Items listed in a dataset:

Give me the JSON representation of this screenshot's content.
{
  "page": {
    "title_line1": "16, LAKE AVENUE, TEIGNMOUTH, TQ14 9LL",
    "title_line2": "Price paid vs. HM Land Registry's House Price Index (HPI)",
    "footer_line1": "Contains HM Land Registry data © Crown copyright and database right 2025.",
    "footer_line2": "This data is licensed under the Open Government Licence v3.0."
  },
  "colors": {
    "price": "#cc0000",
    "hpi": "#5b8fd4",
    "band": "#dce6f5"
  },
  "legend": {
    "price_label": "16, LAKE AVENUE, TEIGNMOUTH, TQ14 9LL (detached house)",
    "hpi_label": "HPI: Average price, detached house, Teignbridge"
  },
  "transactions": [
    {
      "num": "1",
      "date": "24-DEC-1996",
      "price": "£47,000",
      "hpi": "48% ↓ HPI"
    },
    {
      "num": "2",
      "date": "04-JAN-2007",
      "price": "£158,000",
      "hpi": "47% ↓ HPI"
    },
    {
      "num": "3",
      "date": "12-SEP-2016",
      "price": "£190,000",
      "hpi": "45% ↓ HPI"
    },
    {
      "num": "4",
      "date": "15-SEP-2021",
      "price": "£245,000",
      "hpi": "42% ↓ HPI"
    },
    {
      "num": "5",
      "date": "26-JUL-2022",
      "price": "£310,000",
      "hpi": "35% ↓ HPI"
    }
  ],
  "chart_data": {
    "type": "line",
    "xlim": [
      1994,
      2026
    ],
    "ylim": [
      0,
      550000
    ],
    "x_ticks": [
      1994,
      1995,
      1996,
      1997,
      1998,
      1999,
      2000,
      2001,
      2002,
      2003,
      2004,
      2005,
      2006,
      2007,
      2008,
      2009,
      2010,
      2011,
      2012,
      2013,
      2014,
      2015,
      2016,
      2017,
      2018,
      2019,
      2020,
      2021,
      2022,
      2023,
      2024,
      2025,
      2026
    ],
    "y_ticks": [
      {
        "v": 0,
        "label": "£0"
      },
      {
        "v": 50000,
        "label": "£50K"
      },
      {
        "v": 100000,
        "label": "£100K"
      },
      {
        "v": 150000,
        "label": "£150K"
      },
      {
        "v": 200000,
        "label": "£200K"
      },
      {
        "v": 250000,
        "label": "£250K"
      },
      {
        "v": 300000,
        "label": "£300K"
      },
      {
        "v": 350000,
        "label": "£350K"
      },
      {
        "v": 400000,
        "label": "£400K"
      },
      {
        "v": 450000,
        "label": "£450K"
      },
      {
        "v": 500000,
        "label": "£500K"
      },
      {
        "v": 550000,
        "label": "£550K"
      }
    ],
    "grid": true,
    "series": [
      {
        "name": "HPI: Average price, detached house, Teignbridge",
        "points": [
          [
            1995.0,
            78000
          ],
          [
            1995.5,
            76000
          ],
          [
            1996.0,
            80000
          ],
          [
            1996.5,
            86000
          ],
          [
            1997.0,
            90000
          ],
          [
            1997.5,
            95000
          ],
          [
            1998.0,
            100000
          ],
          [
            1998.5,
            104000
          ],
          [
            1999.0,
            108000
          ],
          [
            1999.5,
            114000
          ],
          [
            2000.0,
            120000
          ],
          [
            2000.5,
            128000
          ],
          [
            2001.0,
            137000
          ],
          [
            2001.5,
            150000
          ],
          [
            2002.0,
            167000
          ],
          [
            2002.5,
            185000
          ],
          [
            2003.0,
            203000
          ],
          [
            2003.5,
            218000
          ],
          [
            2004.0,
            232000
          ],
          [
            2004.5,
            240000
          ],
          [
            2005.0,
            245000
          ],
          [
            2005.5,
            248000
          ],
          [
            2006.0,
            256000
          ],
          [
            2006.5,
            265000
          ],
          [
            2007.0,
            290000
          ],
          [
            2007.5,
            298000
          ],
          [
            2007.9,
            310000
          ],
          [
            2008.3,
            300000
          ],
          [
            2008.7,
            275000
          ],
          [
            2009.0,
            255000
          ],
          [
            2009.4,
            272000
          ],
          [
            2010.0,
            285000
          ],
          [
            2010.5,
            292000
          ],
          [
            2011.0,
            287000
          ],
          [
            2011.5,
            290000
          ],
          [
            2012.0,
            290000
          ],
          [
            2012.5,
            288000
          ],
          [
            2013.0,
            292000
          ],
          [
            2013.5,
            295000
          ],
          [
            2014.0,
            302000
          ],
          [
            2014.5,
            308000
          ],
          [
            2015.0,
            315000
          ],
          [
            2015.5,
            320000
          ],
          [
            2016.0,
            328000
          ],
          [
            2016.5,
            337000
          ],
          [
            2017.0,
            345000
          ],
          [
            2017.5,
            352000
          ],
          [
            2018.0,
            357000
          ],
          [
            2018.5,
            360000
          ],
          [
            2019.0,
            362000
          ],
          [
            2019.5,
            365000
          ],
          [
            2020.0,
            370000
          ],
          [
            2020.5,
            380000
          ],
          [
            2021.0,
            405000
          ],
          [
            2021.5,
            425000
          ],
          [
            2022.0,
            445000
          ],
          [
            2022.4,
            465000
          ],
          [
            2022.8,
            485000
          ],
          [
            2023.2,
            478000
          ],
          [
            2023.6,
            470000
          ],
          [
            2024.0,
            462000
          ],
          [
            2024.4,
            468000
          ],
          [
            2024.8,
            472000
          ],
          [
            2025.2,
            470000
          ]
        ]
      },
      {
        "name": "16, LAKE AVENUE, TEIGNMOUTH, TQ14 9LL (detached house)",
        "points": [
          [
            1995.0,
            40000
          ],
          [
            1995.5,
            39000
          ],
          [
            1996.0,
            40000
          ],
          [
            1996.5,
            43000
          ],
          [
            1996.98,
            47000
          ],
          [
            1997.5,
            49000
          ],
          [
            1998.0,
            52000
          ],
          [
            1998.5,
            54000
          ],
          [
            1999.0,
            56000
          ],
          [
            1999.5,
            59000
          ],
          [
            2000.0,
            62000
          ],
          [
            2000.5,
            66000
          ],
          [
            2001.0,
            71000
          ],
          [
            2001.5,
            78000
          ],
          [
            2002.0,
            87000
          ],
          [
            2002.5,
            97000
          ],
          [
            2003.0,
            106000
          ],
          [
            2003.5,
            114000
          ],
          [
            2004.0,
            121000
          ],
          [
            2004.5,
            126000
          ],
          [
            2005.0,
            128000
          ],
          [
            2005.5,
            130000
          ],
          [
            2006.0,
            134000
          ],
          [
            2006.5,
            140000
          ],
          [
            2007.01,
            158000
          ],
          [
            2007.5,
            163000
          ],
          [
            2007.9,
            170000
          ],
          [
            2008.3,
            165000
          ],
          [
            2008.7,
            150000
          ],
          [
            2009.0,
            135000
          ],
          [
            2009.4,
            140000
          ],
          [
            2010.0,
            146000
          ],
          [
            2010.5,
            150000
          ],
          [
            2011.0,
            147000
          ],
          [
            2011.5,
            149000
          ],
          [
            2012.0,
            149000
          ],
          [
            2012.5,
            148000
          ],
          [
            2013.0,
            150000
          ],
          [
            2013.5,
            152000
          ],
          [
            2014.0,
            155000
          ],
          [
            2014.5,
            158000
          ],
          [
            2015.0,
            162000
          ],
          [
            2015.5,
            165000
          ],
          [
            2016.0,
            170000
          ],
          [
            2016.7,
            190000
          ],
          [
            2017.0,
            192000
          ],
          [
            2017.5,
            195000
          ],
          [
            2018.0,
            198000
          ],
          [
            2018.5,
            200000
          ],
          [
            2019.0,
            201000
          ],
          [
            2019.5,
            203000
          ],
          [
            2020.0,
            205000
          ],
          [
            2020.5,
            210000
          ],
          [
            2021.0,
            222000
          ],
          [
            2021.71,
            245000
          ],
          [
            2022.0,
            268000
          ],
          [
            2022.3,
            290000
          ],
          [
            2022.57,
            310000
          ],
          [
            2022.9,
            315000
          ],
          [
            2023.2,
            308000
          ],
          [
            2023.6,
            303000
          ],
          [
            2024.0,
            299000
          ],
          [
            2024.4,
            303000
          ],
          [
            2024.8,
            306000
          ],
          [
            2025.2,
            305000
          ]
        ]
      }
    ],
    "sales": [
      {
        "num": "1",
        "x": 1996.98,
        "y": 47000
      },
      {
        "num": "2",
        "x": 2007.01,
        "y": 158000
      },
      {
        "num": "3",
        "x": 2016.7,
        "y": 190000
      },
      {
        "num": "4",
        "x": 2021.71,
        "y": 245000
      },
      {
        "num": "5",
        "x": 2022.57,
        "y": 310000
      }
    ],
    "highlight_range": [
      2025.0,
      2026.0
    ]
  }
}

▸ **Exercise details**: Give the number of lines in the listing above that hold the string "TEIGNMOUTH", with nothing else.

▸ **Solution for this problem**: 3